=== Working data ===
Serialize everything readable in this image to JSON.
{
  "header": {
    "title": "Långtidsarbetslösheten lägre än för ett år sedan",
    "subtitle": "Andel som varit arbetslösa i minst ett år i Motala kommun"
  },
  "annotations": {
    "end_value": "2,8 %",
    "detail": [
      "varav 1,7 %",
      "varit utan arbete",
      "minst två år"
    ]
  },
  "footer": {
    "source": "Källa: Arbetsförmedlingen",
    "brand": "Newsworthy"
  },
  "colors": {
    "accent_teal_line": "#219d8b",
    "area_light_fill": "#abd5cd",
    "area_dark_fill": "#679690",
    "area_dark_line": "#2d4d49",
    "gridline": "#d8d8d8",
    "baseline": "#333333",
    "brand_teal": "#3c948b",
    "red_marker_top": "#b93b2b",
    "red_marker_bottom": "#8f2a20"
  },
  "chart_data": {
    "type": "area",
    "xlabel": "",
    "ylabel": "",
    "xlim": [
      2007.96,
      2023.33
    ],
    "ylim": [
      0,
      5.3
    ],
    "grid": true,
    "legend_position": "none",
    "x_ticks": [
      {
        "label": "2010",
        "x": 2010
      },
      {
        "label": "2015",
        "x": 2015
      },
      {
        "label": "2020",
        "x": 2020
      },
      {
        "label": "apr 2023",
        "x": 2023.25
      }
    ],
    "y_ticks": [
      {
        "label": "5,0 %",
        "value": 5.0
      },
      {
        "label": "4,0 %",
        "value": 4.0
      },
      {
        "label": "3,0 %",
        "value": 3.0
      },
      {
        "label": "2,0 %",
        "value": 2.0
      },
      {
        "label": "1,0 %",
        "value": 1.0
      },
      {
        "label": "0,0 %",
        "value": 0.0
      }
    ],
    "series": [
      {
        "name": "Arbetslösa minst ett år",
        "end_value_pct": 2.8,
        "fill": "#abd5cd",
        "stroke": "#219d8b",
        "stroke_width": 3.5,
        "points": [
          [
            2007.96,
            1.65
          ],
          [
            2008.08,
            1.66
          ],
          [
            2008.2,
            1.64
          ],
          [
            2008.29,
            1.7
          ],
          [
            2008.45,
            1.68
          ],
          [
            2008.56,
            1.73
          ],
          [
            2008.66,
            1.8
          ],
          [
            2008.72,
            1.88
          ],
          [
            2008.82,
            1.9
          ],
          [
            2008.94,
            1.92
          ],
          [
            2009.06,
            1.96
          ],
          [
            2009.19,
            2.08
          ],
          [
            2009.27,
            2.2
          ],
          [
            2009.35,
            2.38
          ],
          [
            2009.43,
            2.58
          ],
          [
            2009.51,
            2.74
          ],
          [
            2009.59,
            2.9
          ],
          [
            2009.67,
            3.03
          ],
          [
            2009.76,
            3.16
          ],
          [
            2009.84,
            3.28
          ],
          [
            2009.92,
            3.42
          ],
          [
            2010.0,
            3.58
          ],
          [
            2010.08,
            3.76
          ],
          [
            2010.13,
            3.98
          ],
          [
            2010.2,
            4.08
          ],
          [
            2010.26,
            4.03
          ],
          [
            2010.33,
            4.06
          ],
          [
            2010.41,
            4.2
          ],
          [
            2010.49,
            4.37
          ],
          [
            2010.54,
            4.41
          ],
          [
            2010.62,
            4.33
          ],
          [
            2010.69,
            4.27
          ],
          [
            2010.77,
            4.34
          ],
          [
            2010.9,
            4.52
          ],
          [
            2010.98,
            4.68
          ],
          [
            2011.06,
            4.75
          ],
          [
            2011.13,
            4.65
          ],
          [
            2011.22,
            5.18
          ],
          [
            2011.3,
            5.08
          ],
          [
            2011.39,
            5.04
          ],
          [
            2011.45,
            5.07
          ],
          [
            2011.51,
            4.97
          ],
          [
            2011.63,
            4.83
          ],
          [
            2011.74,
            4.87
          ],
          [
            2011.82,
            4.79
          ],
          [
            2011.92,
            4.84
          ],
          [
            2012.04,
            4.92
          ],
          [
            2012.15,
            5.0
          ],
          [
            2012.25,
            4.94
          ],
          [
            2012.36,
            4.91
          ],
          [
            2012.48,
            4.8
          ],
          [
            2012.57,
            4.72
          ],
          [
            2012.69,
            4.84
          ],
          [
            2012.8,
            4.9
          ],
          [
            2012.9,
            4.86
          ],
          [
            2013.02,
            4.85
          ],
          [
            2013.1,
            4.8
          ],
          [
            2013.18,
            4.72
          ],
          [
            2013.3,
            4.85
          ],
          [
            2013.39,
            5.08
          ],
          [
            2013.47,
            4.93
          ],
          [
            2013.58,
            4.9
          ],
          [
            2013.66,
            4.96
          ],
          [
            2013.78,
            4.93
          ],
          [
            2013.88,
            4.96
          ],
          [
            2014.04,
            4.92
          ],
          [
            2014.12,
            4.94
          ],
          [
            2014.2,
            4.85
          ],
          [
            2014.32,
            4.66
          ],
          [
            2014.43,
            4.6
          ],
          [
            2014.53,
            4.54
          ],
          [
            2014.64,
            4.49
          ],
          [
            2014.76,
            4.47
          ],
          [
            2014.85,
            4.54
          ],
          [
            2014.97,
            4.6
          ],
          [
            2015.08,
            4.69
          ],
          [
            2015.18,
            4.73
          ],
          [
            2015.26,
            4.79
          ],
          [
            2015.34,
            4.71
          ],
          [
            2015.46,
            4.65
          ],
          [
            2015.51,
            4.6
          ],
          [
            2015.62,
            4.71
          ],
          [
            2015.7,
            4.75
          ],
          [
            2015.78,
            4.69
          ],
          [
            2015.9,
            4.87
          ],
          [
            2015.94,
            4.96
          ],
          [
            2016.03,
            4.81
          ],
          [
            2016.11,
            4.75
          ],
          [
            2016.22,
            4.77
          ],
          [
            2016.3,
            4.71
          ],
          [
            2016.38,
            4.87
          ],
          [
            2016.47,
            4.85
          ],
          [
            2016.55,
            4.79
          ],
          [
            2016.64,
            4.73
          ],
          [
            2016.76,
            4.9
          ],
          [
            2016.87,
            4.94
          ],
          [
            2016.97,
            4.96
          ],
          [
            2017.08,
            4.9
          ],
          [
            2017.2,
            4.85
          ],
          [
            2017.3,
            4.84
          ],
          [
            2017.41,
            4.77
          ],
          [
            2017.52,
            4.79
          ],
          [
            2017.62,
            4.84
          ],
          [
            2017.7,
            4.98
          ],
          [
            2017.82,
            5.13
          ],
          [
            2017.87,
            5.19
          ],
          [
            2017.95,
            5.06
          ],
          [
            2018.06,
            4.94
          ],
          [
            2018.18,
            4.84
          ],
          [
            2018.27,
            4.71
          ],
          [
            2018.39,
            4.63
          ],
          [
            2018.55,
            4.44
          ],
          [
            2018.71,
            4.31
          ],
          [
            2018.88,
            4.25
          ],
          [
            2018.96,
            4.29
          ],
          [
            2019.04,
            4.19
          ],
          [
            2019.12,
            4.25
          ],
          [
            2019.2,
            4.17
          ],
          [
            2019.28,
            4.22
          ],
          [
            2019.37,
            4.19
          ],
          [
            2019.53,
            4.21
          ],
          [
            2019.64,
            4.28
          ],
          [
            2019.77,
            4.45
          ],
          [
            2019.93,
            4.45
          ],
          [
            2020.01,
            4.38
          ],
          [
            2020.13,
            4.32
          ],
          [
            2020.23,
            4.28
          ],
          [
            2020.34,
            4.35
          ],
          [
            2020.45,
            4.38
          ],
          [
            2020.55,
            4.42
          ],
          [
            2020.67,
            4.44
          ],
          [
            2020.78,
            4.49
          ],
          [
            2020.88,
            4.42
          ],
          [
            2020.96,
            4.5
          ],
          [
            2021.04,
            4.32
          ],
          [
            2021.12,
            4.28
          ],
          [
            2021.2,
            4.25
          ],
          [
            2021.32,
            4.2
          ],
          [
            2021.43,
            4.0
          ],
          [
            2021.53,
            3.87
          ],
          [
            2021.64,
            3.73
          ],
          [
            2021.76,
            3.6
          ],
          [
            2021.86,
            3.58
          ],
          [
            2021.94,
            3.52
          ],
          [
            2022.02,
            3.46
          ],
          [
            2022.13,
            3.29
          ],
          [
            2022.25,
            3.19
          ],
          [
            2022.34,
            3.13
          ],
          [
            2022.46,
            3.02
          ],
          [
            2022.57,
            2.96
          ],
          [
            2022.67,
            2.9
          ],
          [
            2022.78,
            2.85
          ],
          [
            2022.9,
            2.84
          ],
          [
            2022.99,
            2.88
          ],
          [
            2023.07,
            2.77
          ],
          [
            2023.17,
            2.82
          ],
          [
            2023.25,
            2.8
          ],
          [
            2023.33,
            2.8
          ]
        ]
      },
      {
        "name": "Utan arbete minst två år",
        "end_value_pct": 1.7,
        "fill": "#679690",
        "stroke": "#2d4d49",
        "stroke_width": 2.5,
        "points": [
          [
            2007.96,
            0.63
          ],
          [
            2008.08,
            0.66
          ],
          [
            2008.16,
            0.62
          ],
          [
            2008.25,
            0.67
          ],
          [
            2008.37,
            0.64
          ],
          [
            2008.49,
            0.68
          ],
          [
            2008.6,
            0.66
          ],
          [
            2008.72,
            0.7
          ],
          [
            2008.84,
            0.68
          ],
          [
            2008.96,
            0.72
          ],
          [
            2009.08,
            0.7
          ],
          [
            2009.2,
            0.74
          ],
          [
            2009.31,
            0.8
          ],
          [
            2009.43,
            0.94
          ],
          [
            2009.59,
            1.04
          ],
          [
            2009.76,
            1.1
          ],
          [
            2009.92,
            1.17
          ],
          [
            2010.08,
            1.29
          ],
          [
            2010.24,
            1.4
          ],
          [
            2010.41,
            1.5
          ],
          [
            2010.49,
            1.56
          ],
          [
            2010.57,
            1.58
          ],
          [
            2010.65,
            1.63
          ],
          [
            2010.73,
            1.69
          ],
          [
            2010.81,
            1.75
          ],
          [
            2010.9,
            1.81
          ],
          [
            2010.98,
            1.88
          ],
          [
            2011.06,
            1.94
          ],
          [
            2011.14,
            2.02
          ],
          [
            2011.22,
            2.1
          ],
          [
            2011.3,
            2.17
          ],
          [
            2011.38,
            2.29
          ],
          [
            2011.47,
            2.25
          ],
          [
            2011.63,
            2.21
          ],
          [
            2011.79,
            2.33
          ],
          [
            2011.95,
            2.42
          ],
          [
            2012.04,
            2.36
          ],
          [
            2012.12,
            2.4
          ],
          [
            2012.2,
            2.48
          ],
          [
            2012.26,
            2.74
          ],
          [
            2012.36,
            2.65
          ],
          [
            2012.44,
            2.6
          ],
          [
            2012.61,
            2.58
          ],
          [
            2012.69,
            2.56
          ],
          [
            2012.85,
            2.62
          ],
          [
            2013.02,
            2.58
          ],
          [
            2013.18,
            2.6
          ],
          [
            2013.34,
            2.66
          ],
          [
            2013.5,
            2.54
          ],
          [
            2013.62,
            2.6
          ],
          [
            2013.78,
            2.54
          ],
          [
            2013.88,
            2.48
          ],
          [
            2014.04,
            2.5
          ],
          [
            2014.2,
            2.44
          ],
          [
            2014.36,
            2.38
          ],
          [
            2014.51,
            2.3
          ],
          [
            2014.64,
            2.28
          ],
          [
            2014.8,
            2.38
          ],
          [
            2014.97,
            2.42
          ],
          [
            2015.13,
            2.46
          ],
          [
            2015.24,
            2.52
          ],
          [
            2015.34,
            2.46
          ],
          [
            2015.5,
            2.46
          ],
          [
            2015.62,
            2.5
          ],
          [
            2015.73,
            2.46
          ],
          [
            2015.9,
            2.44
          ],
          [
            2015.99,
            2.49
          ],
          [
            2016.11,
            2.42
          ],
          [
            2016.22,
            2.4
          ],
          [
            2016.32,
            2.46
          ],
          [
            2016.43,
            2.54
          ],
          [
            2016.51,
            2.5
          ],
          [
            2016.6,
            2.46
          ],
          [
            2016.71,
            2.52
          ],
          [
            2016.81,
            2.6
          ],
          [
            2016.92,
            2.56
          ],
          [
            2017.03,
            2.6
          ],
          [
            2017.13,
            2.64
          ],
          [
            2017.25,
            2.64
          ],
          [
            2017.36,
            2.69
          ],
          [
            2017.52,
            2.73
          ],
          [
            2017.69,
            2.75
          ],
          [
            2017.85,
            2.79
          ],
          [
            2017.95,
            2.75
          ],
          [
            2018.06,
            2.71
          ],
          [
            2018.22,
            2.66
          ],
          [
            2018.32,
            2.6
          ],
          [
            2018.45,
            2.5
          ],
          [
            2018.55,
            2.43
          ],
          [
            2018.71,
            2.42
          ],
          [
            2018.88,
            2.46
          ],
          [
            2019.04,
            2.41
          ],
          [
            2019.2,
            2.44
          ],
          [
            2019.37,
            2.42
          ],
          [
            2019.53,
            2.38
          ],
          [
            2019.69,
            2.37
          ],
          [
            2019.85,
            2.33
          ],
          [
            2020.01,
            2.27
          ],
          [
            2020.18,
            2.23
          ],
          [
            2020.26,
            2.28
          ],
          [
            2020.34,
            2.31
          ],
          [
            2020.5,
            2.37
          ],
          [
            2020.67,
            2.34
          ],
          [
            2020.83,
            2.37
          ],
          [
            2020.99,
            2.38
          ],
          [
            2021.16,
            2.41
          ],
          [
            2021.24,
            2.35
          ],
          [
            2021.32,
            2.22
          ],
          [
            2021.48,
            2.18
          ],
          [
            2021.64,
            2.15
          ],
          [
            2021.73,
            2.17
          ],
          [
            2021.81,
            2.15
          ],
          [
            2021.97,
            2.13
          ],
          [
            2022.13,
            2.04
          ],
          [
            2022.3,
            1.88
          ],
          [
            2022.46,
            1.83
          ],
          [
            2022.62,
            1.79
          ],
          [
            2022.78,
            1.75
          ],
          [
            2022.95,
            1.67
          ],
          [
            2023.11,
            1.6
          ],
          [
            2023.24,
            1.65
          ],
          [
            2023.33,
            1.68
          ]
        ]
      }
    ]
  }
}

=== Stated problem ===
Exactly how many lines of the listing above contain the string "varit"? Give no more than the number.

=== Written reply ===
2